◆ **DATASET CONTENT**
━━━━━━━━━━━━━━━━━━━━━━━━━━━━━━

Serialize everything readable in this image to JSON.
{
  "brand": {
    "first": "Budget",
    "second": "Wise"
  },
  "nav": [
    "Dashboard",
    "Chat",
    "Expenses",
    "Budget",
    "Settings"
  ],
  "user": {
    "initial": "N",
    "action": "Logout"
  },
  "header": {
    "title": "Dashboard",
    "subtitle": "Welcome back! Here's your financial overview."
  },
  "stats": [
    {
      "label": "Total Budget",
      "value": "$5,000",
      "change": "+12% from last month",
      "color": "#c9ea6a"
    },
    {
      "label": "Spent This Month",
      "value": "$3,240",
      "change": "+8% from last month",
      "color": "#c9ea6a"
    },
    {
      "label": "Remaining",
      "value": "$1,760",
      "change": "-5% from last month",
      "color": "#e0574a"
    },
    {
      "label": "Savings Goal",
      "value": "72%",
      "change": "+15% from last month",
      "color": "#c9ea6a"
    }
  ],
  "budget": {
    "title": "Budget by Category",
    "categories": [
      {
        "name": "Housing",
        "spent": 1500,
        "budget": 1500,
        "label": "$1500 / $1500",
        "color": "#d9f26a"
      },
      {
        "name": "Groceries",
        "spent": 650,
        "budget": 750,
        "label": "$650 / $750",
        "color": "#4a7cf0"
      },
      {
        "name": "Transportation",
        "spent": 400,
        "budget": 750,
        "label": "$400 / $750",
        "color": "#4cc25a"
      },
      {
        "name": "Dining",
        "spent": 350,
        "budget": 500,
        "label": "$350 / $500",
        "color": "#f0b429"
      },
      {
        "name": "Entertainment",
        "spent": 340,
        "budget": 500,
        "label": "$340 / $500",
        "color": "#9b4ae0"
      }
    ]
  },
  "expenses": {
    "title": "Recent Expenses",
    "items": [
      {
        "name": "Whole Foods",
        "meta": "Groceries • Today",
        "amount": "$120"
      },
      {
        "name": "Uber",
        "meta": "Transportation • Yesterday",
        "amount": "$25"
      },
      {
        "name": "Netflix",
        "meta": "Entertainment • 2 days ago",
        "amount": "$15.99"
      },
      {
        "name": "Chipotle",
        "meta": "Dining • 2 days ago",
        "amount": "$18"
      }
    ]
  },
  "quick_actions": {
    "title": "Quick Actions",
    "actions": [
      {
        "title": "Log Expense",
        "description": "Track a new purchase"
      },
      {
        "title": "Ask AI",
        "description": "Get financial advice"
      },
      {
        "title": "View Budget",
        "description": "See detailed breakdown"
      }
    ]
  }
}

━━━━━━━━━━━━━━━━━━━━━━━━━━━━━━

◆ **WRITTEN INSTRUCTION**
Retype all the material above precisely, with no line left out.

◆ **SOLUTION FOR THIS PROBLEM**
Serialize everything readable in this image to JSON.
{
  "brand": {
    "first": "Budget",
    "second": "Wise"
  },
  "nav": [
    "Dashboard",
    "Chat",
    "Expenses",
    "Budget",
    "Settings"
  ],
  "user": {
    "initial": "N",
    "action": "Logout"
  },
  "header": {
    "title": "Dashboard",
    "subtitle": "Welcome back! Here's your financial overview."
  },
  "stats": [
    {
      "label": "Total Budget",
      "value": "$5,000",
      "change": "+12% from last month",
      "color": "#c9ea6a"
    },
    {
      "label": "Spent This Month",
      "value": "$3,240",
      "change": "+8% from last month",
      "color": "#c9ea6a"
    },
    {
      "label": "Remaining",
      "value": "$1,760",
      "change": "-5% from last month",
      "color": "#e0574a"
    },
    {
      "label": "Savings Goal",
      "value": "72%",
      "change": "+15% from last month",
      "color": "#c9ea6a"
    }
  ],
  "budget": {
    "title": "Budget by Category",
    "categories": [
      {
        "name": "Housing",
        "spent": 1500,
        "budget": 1500,
        "label": "$1500 / $1500",
        "color": "#d9f26a"
      },
      {
        "name": "Groceries",
        "spent": 650,
        "budget": 750,
        "label": "$650 / $750",
        "color": "#4a7cf0"
      },
      {
        "name": "Transportation",
        "spent": 400,
        "budget": 750,
        "label": "$400 / $750",
        "color": "#4cc25a"
      },
      {
        "name": "Dining",
        "spent": 350,
        "budget": 500,
        "label": "$350 / $500",
        "color": "#f0b429"
      },
      {
        "name": "Entertainment",
        "spent": 340,
        "budget": 500,
        "label": "$340 / $500",
        "color": "#9b4ae0"
      }
    ]
  },
  "expenses": {
    "title": "Recent Expenses",
    "items": [
      {
        "name": "Whole Foods",
        "meta": "Groceries • Today",
        "amount": "$120"
      },
      {
        "name": "Uber",
        "meta": "Transportation • Yesterday",
        "amount": "$25"
      },
      {
        "name": "Netflix",
        "meta": "Entertainment • 2 days ago",
        "amount": "$15.99"
      },
      {
        "name": "Chipotle",
        "meta": "Dining • 2 days ago",
        "amount": "$18"
      }
    ]
  },
  "quick_actions": {
    "title": "Quick Actions",
    "actions": [
      {
        "title": "Log Expense",
        "description": "Track a new purchase"
      },
      {
        "title": "Ask AI",
        "description": "Get financial advice"
      },
      {
        "title": "View Budget",
        "description": "See detailed breakdown"
      }
    ]
  }
}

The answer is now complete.